**Aim of the exercise**
Write the material out again exactly.

**Records for processing**
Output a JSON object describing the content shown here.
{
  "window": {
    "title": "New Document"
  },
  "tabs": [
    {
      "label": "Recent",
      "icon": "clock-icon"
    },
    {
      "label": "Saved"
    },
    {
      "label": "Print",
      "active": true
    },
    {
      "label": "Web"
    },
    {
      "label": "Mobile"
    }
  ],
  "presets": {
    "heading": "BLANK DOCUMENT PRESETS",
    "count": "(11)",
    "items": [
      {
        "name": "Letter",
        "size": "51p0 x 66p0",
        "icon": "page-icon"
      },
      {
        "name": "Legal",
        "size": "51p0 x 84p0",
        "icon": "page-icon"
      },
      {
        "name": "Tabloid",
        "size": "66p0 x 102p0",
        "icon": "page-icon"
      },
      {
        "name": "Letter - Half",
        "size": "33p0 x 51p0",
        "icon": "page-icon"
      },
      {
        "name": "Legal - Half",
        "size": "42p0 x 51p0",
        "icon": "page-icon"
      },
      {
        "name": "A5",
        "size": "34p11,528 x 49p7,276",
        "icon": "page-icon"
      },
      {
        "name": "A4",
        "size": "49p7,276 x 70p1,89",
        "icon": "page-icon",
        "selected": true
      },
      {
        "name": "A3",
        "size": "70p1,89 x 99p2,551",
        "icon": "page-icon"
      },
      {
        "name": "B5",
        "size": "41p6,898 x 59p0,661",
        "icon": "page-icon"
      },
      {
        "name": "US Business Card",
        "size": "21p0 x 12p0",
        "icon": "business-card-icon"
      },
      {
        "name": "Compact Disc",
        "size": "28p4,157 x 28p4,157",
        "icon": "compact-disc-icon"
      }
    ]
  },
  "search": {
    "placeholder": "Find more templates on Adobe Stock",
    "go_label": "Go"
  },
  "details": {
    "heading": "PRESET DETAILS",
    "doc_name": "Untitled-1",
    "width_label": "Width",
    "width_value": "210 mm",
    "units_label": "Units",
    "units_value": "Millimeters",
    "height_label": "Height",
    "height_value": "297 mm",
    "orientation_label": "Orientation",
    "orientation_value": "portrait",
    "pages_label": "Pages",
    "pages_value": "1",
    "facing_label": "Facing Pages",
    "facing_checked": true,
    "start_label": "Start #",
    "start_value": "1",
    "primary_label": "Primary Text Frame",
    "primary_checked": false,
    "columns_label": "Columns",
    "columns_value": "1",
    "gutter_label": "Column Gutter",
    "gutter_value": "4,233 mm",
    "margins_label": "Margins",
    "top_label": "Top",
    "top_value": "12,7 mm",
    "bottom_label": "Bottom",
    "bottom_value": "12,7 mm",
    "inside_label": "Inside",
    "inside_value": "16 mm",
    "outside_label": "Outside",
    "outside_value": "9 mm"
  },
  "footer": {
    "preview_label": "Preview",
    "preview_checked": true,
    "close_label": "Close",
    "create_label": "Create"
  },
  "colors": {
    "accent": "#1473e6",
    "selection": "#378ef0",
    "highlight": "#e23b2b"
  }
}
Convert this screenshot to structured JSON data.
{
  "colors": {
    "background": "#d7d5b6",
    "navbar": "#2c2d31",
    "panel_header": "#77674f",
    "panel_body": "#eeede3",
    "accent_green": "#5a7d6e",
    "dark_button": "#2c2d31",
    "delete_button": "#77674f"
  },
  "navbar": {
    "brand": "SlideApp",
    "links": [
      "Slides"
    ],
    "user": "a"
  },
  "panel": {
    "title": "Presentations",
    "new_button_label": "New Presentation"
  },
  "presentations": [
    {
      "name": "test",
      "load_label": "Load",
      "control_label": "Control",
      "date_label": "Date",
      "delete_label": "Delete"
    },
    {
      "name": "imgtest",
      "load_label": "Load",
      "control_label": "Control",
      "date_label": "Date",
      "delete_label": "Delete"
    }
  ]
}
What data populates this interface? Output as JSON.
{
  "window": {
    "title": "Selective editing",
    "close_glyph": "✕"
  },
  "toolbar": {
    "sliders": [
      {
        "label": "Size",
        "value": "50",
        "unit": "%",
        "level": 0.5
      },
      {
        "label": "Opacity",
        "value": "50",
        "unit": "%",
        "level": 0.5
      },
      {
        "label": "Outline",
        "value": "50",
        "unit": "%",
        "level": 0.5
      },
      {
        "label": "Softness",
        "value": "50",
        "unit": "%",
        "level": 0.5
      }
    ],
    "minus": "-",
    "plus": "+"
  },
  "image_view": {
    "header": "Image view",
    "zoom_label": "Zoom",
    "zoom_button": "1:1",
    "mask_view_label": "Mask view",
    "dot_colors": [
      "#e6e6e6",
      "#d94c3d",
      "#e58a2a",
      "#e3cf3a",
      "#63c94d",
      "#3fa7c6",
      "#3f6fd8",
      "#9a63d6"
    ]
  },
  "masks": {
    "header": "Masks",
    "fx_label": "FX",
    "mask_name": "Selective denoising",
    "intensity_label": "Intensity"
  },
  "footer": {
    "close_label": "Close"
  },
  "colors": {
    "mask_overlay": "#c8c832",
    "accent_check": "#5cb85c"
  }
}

**Task response**
Output a JSON object describing the content shown here.
{
  "window": {
    "title": "New Document"
  },
  "tabs": [
    {
      "label": "Recent",
      "icon": "clock-icon"
    },
    {
      "label": "Saved"
    },
    {
      "label": "Print",
      "active": true
    },
    {
      "label": "Web"
    },
    {
      "label": "Mobile"
    }
  ],
  "presets": {
    "heading": "BLANK DOCUMENT PRESETS",
    "count": "(11)",
    "items": [
      {
        "name": "Letter",
        "size": "51p0 x 66p0",
        "icon": "page-icon"
      },
      {
        "name": "Legal",
        "size": "51p0 x 84p0",
        "icon": "page-icon"
      },
      {
        "name": "Tabloid",
        "size": "66p0 x 102p0",
        "icon": "page-icon"
      },
      {
        "name": "Letter - Half",
        "size": "33p0 x 51p0",
        "icon": "page-icon"
      },
      {
        "name": "Legal - Half",
        "size": "42p0 x 51p0",
        "icon": "page-icon"
      },
      {
        "name": "A5",
        "size": "34p11,528 x 49p7,276",
        "icon": "page-icon"
      },
      {
        "name": "A4",
        "size": "49p7,276 x 70p1,89",
        "icon": "page-icon",
        "selected": true
      },
      {
        "name": "A3",
        "size": "70p1,89 x 99p2,551",
        "icon": "page-icon"
      },
      {
        "name": "B5",
        "size": "41p6,898 x 59p0,661",
        "icon": "page-icon"
      },
      {
        "name": "US Business Card",
        "size": "21p0 x 12p0",
        "icon": "business-card-icon"
      },
      {
        "name": "Compact Disc",
        "size": "28p4,157 x 28p4,157",
        "icon": "compact-disc-icon"
      }
    ]
  },
  "search": {
    "placeholder": "Find more templates on Adobe Stock",
    "go_label": "Go"
  },
  "details": {
    "heading": "PRESET DETAILS",
    "doc_name": "Untitled-1",
    "width_label": "Width",
    "width_value": "210 mm",
    "units_label": "Units",
    "units_value": "Millimeters",
    "height_label": "Height",
    "height_value": "297 mm",
    "orientation_label": "Orientation",
    "orientation_value": "portrait",
    "pages_label": "Pages",
    "pages_value": "1",
    "facing_label": "Facing Pages",
    "facing_checked": true,
    "start_label": "Start #",
    "start_value": "1",
    "primary_label": "Primary Text Frame",
    "primary_checked": false,
    "columns_label": "Columns",
    "columns_value": "1",
    "gutter_label": "Column Gutter",
    "gutter_value": "4,233 mm",
    "margins_label": "Margins",
    "top_label": "Top",
    "top_value": "12,7 mm",
    "bottom_label": "Bottom",
    "bottom_value": "12,7 mm",
    "inside_label": "Inside",
    "inside_value": "16 mm",
    "outside_label": "Outside",
    "outside_value": "9 mm"
  },
  "footer": {
    "preview_label": "Preview",
    "preview_checked": true,
    "close_label": "Close",
    "create_label": "Create"
  },
  "colors": {
    "accent": "#1473e6",
    "selection": "#378ef0",
    "highlight": "#e23b2b"
  }
}
Convert this screenshot to structured JSON data.
{
  "colors": {
    "background": "#d7d5b6",
    "navbar": "#2c2d31",
    "panel_header": "#77674f",
    "panel_body": "#eeede3",
    "accent_green": "#5a7d6e",
    "dark_button": "#2c2d31",
    "delete_button": "#77674f"
  },
  "navbar": {
    "brand": "SlideApp",
    "links": [
      "Slides"
    ],
    "user": "a"
  },
  "panel": {
    "title": "Presentations",
    "new_button_label": "New Presentation"
  },
  "presentations": [
    {
      "name": "test",
      "load_label": "Load",
      "control_label": "Control",
      "date_label": "Date",
      "delete_label": "Delete"
    },
    {
      "name": "imgtest",
      "load_label": "Load",
      "control_label": "Control",
      "date_label": "Date",
      "delete_label": "Delete"
    }
  ]
}
What data populates this interface? Output as JSON.
{
  "window": {
    "title": "Selective editing",
    "close_glyph": "✕"
  },
  "toolbar": {
    "sliders": [
      {
        "label": "Size",
        "value": "50",
        "unit": "%",
        "level": 0.5
      },
      {
        "label": "Opacity",
        "value": "50",
        "unit": "%",
        "level": 0.5
      },
      {
        "label": "Outline",
        "value": "50",
        "unit": "%",
        "level": 0.5
      },
      {
        "label": "Softness",
        "value": "50",
        "unit": "%",
        "level": 0.5
      }
    ],
    "minus": "-",
    "plus": "+"
  },
  "image_view": {
    "header": "Image view",
    "zoom_label": "Zoom",
    "zoom_button": "1:1",
    "mask_view_label": "Mask view",
    "dot_colors": [
      "#e6e6e6",
      "#d94c3d",
      "#e58a2a",
      "#e3cf3a",
      "#63c94d",
      "#3fa7c6",
      "#3f6fd8",
      "#9a63d6"
    ]
  },
  "masks": {
    "header": "Masks",
    "fx_label": "FX",
    "mask_name": "Selective denoising",
    "intensity_label": "Intensity"
  },
  "footer": {
    "close_label": "Close"
  },
  "colors": {
    "mask_overlay": "#c8c832",
    "accent_check": "#5cb85c"
  }
}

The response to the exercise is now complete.